Start Dataset records

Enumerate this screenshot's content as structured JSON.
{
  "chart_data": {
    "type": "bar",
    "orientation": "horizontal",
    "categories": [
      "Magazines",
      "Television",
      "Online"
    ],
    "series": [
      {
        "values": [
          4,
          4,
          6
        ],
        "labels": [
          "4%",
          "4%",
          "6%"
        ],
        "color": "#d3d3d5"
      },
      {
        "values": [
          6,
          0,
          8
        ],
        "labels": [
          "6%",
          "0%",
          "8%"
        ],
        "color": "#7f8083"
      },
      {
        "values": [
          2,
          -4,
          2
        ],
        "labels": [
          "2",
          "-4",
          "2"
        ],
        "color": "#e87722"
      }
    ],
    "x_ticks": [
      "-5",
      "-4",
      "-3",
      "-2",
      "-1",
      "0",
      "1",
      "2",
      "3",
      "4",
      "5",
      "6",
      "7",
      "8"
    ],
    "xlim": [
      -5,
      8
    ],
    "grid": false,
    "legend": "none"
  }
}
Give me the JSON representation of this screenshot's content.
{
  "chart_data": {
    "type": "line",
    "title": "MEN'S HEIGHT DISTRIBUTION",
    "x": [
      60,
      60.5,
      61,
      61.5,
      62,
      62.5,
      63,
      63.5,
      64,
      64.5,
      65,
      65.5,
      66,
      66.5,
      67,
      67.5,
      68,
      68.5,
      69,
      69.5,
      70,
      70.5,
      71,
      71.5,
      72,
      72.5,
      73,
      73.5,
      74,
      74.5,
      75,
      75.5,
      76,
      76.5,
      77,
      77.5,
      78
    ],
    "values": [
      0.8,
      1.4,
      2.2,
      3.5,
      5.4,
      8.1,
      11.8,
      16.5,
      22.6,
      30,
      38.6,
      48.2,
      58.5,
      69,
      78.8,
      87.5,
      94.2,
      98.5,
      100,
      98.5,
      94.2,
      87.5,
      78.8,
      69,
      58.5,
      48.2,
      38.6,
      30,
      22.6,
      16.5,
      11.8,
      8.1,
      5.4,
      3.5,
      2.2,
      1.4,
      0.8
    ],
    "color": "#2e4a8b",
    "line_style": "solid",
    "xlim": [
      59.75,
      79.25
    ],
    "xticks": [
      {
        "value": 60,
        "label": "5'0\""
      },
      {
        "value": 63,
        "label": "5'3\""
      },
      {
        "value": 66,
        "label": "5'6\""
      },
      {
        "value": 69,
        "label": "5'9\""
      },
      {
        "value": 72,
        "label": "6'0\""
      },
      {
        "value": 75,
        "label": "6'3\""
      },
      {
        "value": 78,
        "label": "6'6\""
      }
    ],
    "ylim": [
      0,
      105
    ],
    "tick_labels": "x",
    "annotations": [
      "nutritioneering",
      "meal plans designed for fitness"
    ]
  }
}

End Dataset records

:: Work instructions ::
Go through the listing above and report how many of its lines contain the word "screenshot", with only the number as output.

:: Full output ::
2